### TASK STATEMENT
Print the entries that appear below, exactly as written and without their pictures.

Data items
□ □ □ □

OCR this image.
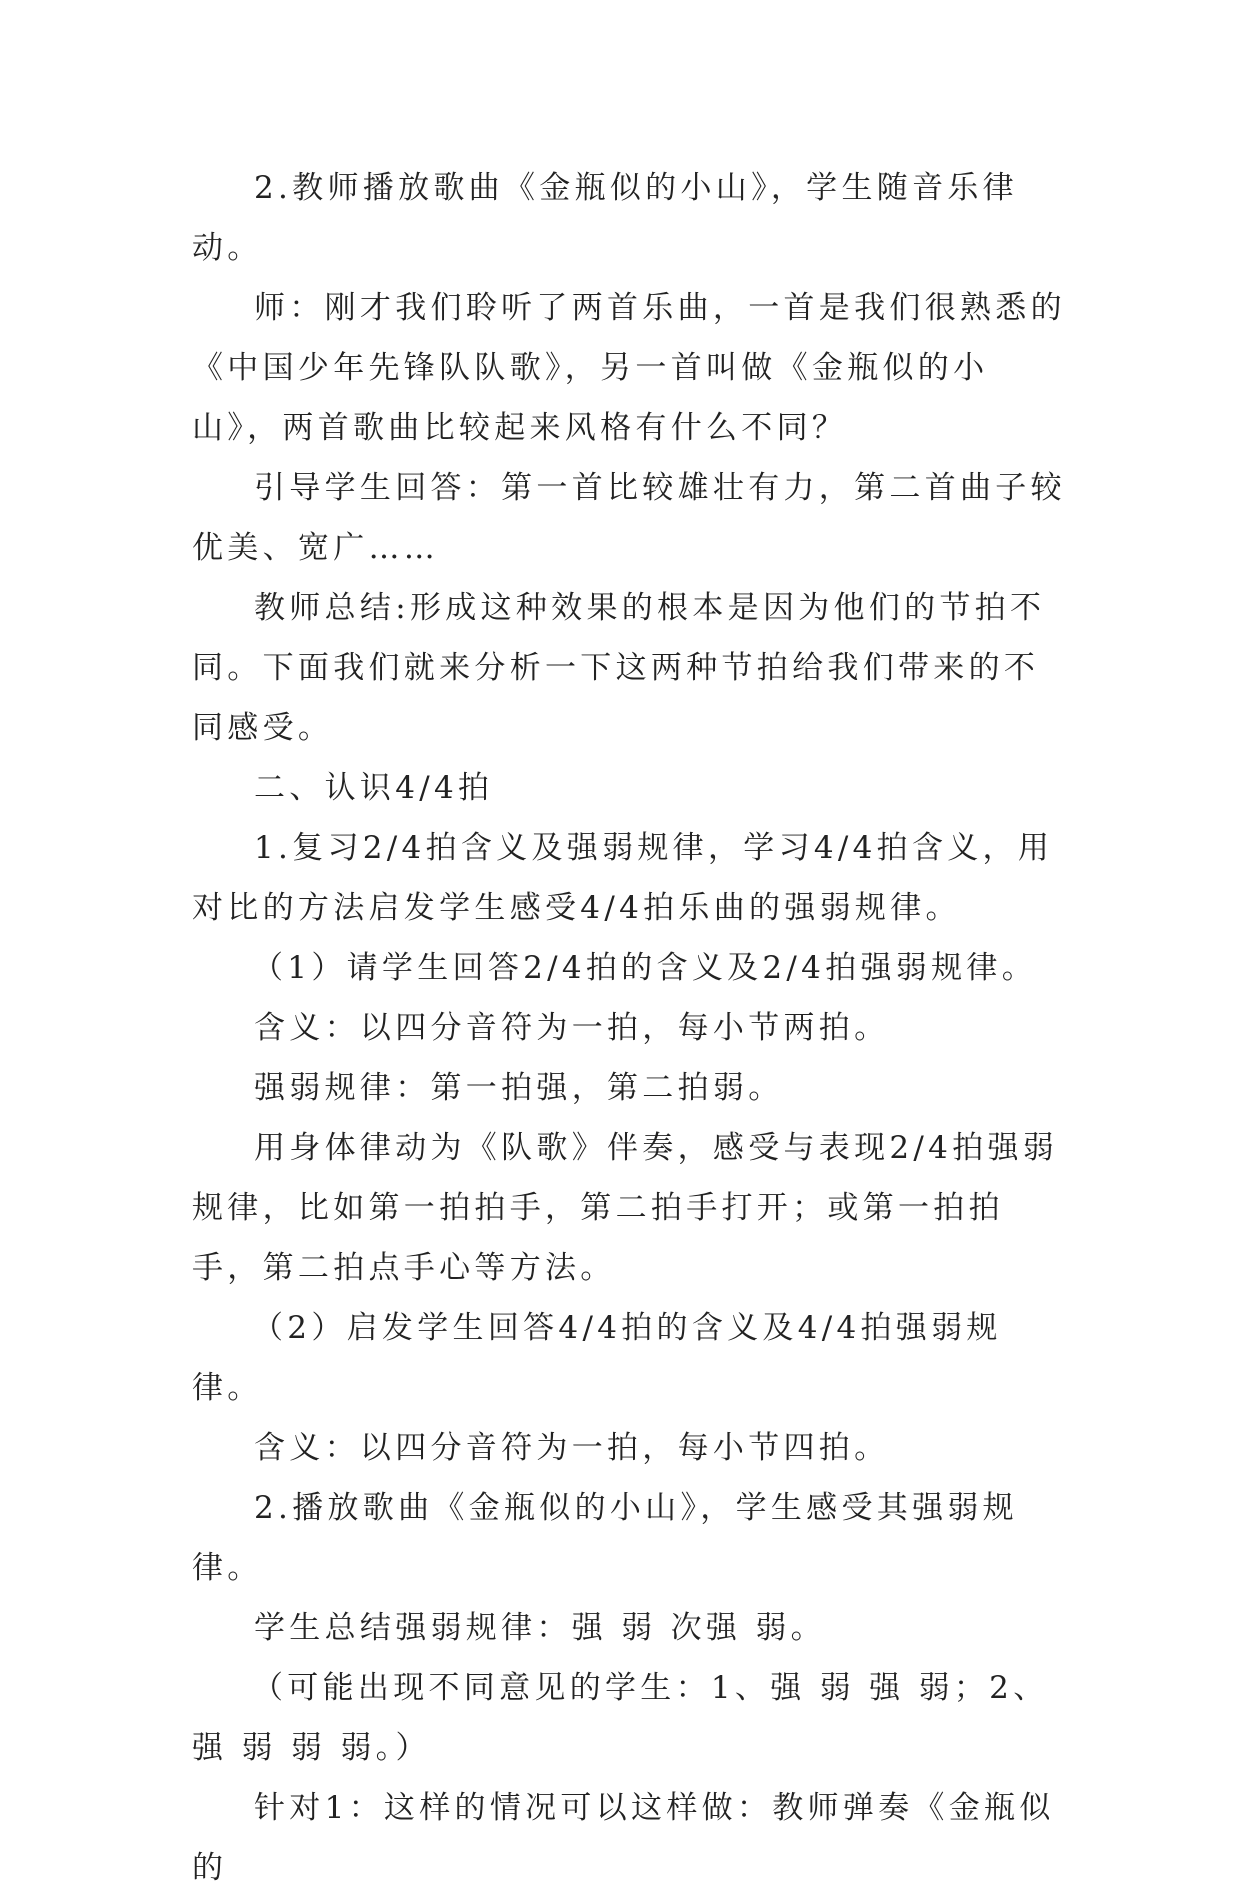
2.教师播放歌曲《金瓶似的小山》，学生随音乐律动。

师：刚才我们聆听了两首乐曲，一首是我们很熟悉的《中国少年先锋队队歌》，另一首叫做《金瓶似的小山》，两首歌曲比较起来风格有什么不同？

引导学生回答：第一首比较雄壮有力，第二首曲子较优美、宽广……

教师总结:形成这种效果的根本是因为他们的节拍不同。下面我们就来分析一下这两种节拍给我们带来的不同感受。

二、认识4/4拍

1.复习2/4拍含义及强弱规律，学习4/4拍含义，用对比的方法启发学生感受4/4拍乐曲的强弱规律。

（1）请学生回答2/4拍的含义及2/4拍强弱规律。

含义：以四分音符为一拍，每小节两拍。

强弱规律：第一拍强，第二拍弱。

用身体律动为《队歌》伴奏，感受与表现2/4拍强弱规律，比如第一拍拍手，第二拍手打开；或第一拍拍手，第二拍点手心等方法。

（2）启发学生回答4/4拍的含义及4/4拍强弱规律。

含义：以四分音符为一拍，每小节四拍。

2.播放歌曲《金瓶似的小山》，学生感受其强弱规律。

学生总结强弱规律：强 弱 次强 弱。

（可能出现不同意见的学生：1、强 弱 强 弱；2、强 弱 弱 弱。）

针对1：这样的情况可以这样做：教师弹奏《金瓶似的
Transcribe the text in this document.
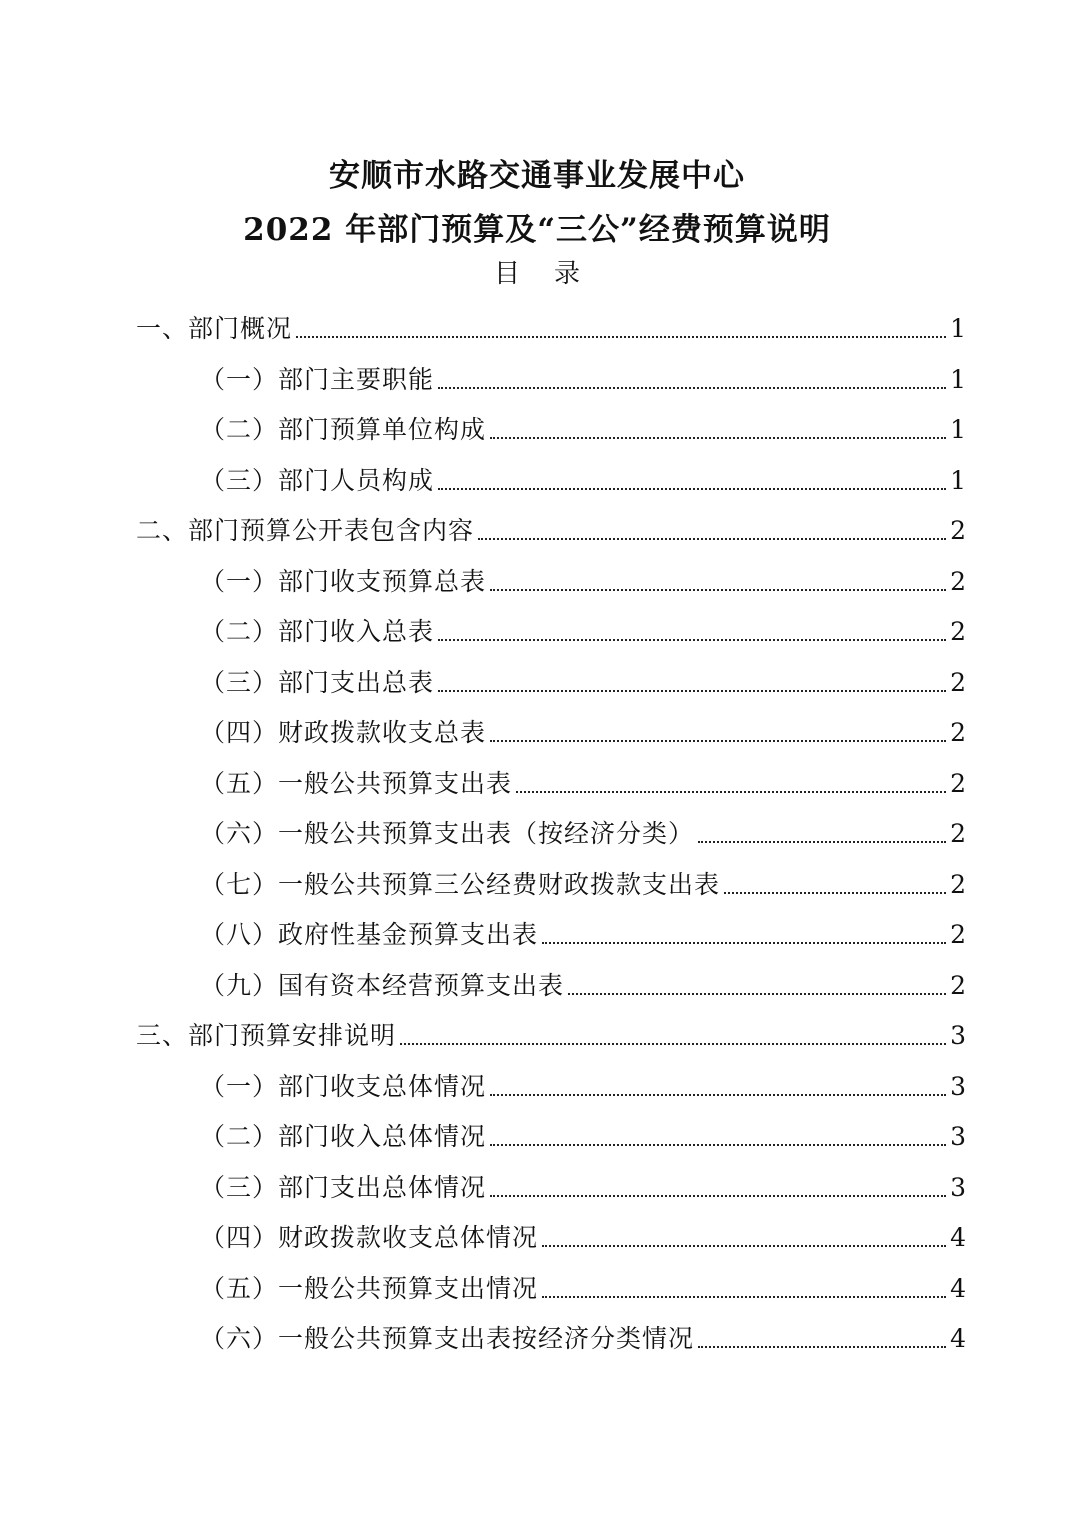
安顺市水路交通事业发展中心
2022 年部门预算及“三公”经费预算说明
目录
一、部门概况	1
（一）部门主要职能	1
（二）部门预算单位构成	1
（三）部门人员构成	1
二、部门预算公开表包含内容	2
（一）部门收支预算总表	2
（二）部门收入总表	2
（三）部门支出总表	2
（四）财政拨款收支总表	2
（五）一般公共预算支出表	2
（六）一般公共预算支出表（按经济分类）	2
（七）一般公共预算三公经费财政拨款支出表	2
（八）政府性基金预算支出表	2
（九）国有资本经营预算支出表	2
三、部门预算安排说明	3
（一）部门收支总体情况	3
（二）部门收入总体情况	3
（三）部门支出总体情况	3
（四）财政拨款收支总体情况	4
（五）一般公共预算支出情况	4
（六）一般公共预算支出表按经济分类情况	4
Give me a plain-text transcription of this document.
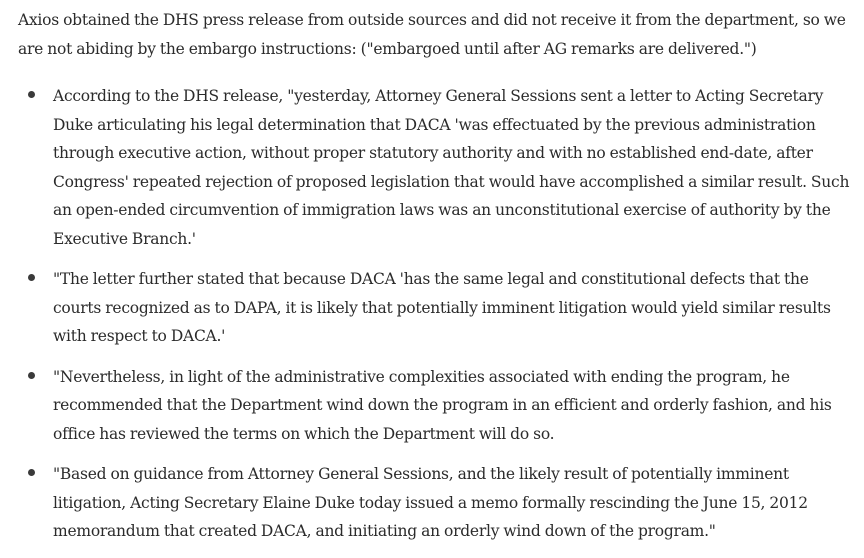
Axios obtained the DHS press release from outside sources and did not receive it from the department, so we are not abiding by the embargo instructions: ("embargoed until after AG remarks are delivered.")

According to the DHS release, "yesterday, Attorney General Sessions sent a letter to Acting Secretary Duke articulating his legal determination that DACA 'was effectuated by the previous administration through executive action, without proper statutory authority and with no established end-date, after Congress' repeated rejection of proposed legislation that would have accomplished a similar result. Such an open-ended circumvention of immigration laws was an unconstitutional exercise of authority by the Executive Branch.'
"The letter further stated that because DACA 'has the same legal and constitutional defects that the courts recognized as to DAPA, it is likely that potentially imminent litigation would yield similar results with respect to DACA.'
"Nevertheless, in light of the administrative complexities associated with ending the program, he recommended that the Department wind down the program in an efficient and orderly fashion, and his office has reviewed the terms on which the Department will do so.
"Based on guidance from Attorney General Sessions, and the likely result of potentially imminent litigation, Acting Secretary Elaine Duke today issued a memo formally rescinding the June 15, 2012 memorandum that created DACA, and initiating an orderly wind down of the program."
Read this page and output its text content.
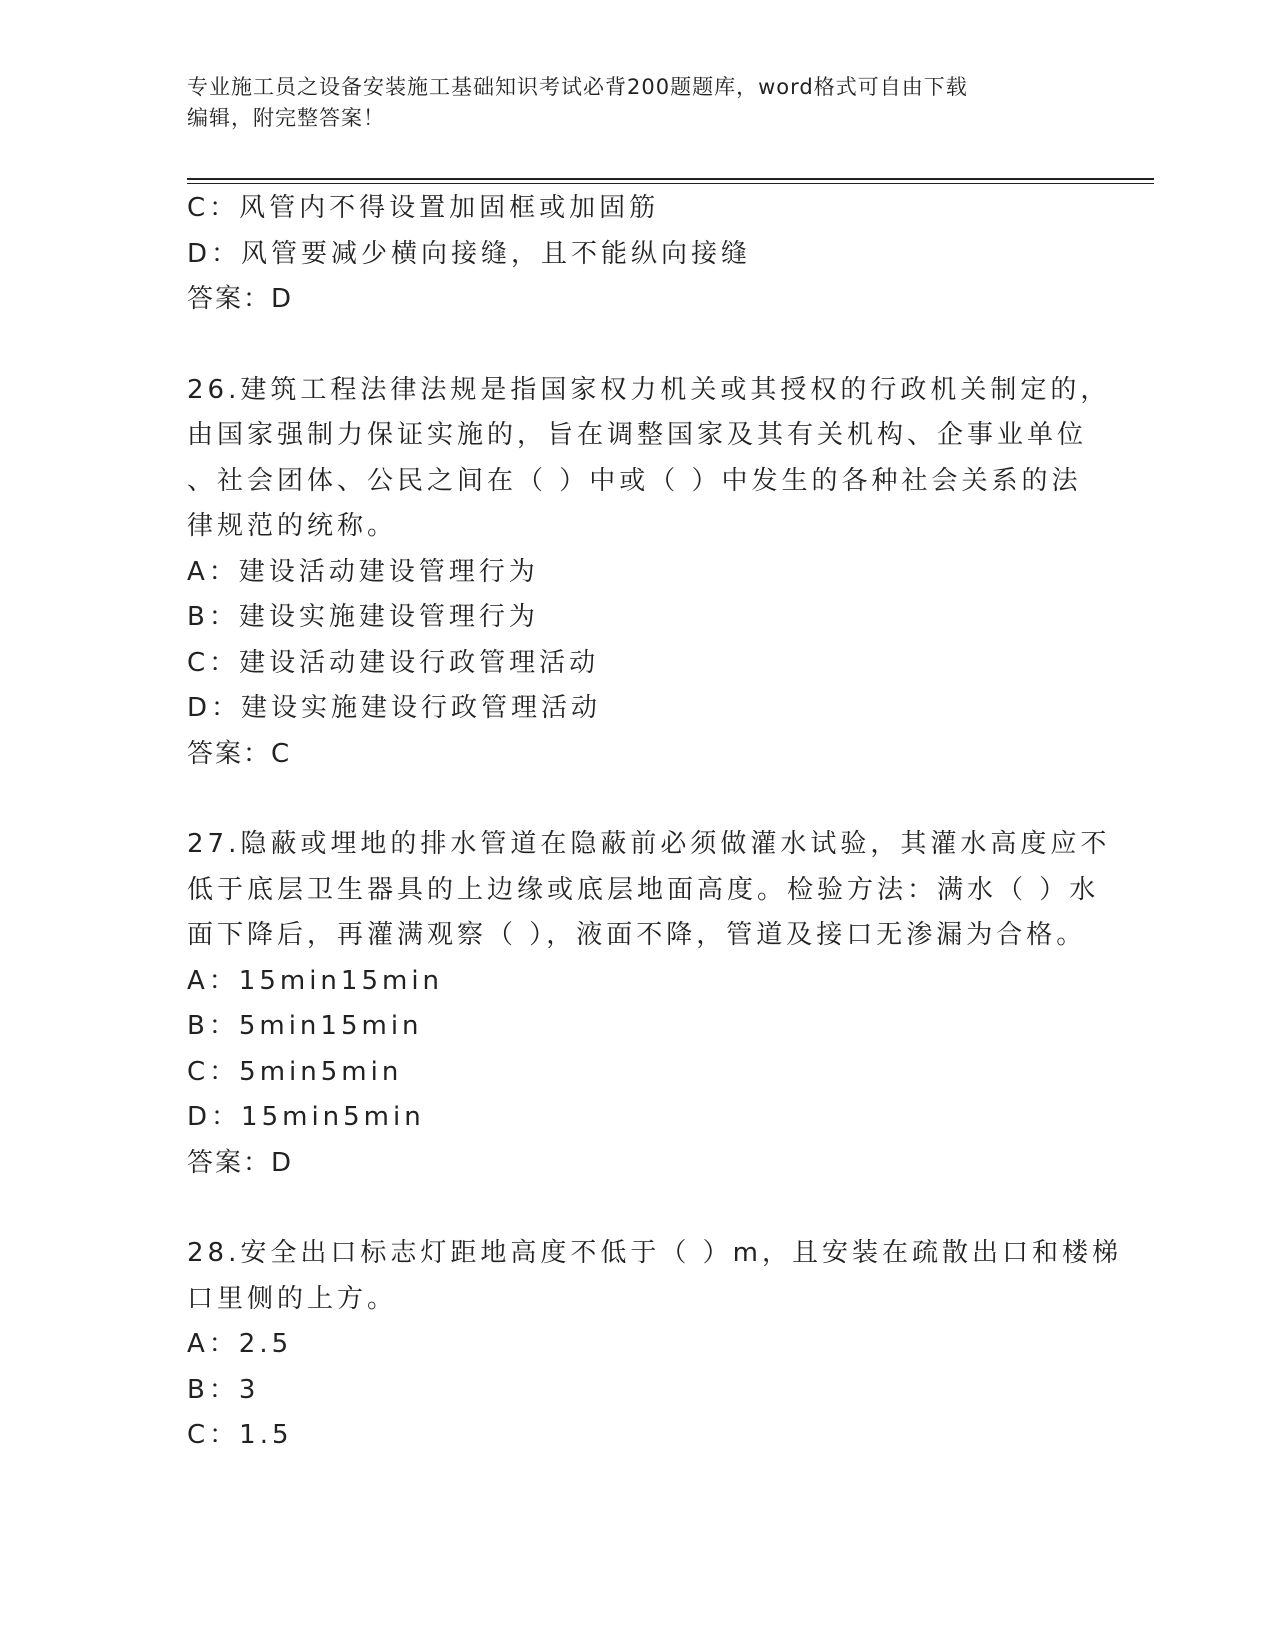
专业施工员之设备安装施工基础知识考试必背200题题库，word格式可自由下载
编辑，附完整答案！
C：风管内不得设置加固框或加固筋
D：风管要减少横向接缝，且不能纵向接缝
答案：D
26.建筑工程法律法规是指国家权力机关或其授权的行政机关制定的，
由国家强制力保证实施的，旨在调整国家及其有关机构、企事业单位
、社会团体、公民之间在（ ）中或（ ）中发生的各种社会关系的法
律规范的统称。
A：建设活动建设管理行为
B：建设实施建设管理行为
C：建设活动建设行政管理活动
D：建设实施建设行政管理活动
答案：C
27.隐蔽或埋地的排水管道在隐蔽前必须做灌水试验，其灌水高度应不
低于底层卫生器具的上边缘或底层地面高度。检验方法：满水（ ）水
面下降后，再灌满观察（ ），液面不降，管道及接口无渗漏为合格。
A：15min15min
B：5min15min
C：5min5min
D：15min5min
答案：D
28.安全出口标志灯距地高度不低于（ ）m，且安装在疏散出口和楼梯
口里侧的上方。
A：2.5
B：3
C：1.5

□ □ □ □

### EXPECTED ANSWER
OCR this image.
2.教师播放歌曲《金瓶似的小山》，学生随音乐律动。

师：刚才我们聆听了两首乐曲，一首是我们很熟悉的《中国少年先锋队队歌》，另一首叫做《金瓶似的小山》，两首歌曲比较起来风格有什么不同？

引导学生回答：第一首比较雄壮有力，第二首曲子较优美、宽广……

教师总结:形成这种效果的根本是因为他们的节拍不同。下面我们就来分析一下这两种节拍给我们带来的不同感受。

二、认识4/4拍

1.复习2/4拍含义及强弱规律，学习4/4拍含义，用对比的方法启发学生感受4/4拍乐曲的强弱规律。

（1）请学生回答2/4拍的含义及2/4拍强弱规律。

含义：以四分音符为一拍，每小节两拍。

强弱规律：第一拍强，第二拍弱。

用身体律动为《队歌》伴奏，感受与表现2/4拍强弱规律，比如第一拍拍手，第二拍手打开；或第一拍拍手，第二拍点手心等方法。

（2）启发学生回答4/4拍的含义及4/4拍强弱规律。

含义：以四分音符为一拍，每小节四拍。

2.播放歌曲《金瓶似的小山》，学生感受其强弱规律。

学生总结强弱规律：强 弱 次强 弱。

（可能出现不同意见的学生：1、强 弱 强 弱；2、强 弱 弱 弱。）

针对1：这样的情况可以这样做：教师弹奏《金瓶似的
Transcribe the text in this document.
安顺市水路交通事业发展中心
2022 年部门预算及“三公”经费预算说明
目录
一、部门概况	1
（一）部门主要职能	1
（二）部门预算单位构成	1
（三）部门人员构成	1
二、部门预算公开表包含内容	2
（一）部门收支预算总表	2
（二）部门收入总表	2
（三）部门支出总表	2
（四）财政拨款收支总表	2
（五）一般公共预算支出表	2
（六）一般公共预算支出表（按经济分类）	2
（七）一般公共预算三公经费财政拨款支出表	2
（八）政府性基金预算支出表	2
（九）国有资本经营预算支出表	2
三、部门预算安排说明	3
（一）部门收支总体情况	3
（二）部门收入总体情况	3
（三）部门支出总体情况	3
（四）财政拨款收支总体情况	4
（五）一般公共预算支出情况	4
（六）一般公共预算支出表按经济分类情况	4
Give me a plain-text transcription of this document.
Axios obtained the DHS press release from outside sources and did not receive it from the department, so we are not abiding by the embargo instructions: ("embargoed until after AG remarks are delivered.")

According to the DHS release, "yesterday, Attorney General Sessions sent a letter to Acting Secretary Duke articulating his legal determination that DACA 'was effectuated by the previous administration through executive action, without proper statutory authority and with no established end-date, after Congress' repeated rejection of proposed legislation that would have accomplished a similar result. Such an open-ended circumvention of immigration laws was an unconstitutional exercise of authority by the Executive Branch.'
"The letter further stated that because DACA 'has the same legal and constitutional defects that the courts recognized as to DAPA, it is likely that potentially imminent litigation would yield similar results with respect to DACA.'
"Nevertheless, in light of the administrative complexities associated with ending the program, he recommended that the Department wind down the program in an efficient and orderly fashion, and his office has reviewed the terms on which the Department will do so.
"Based on guidance from Attorney General Sessions, and the likely result of potentially imminent litigation, Acting Secretary Elaine Duke today issued a memo formally rescinding the June 15, 2012 memorandum that created DACA, and initiating an orderly wind down of the program."
Read this page and output its text content.
专业施工员之设备安装施工基础知识考试必背200题题库，word格式可自由下载
编辑，附完整答案！
C：风管内不得设置加固框或加固筋
D：风管要减少横向接缝，且不能纵向接缝
答案：D
26.建筑工程法律法规是指国家权力机关或其授权的行政机关制定的，
由国家强制力保证实施的，旨在调整国家及其有关机构、企事业单位
、社会团体、公民之间在（ ）中或（ ）中发生的各种社会关系的法
律规范的统称。
A：建设活动建设管理行为
B：建设实施建设管理行为
C：建设活动建设行政管理活动
D：建设实施建设行政管理活动
答案：C
27.隐蔽或埋地的排水管道在隐蔽前必须做灌水试验，其灌水高度应不
低于底层卫生器具的上边缘或底层地面高度。检验方法：满水（ ）水
面下降后，再灌满观察（ ），液面不降，管道及接口无渗漏为合格。
A：15min15min
B：5min15min
C：5min5min
D：15min5min
答案：D
28.安全出口标志灯距地高度不低于（ ）m，且安装在疏散出口和楼梯
口里侧的上方。
A：2.5
B：3
C：1.5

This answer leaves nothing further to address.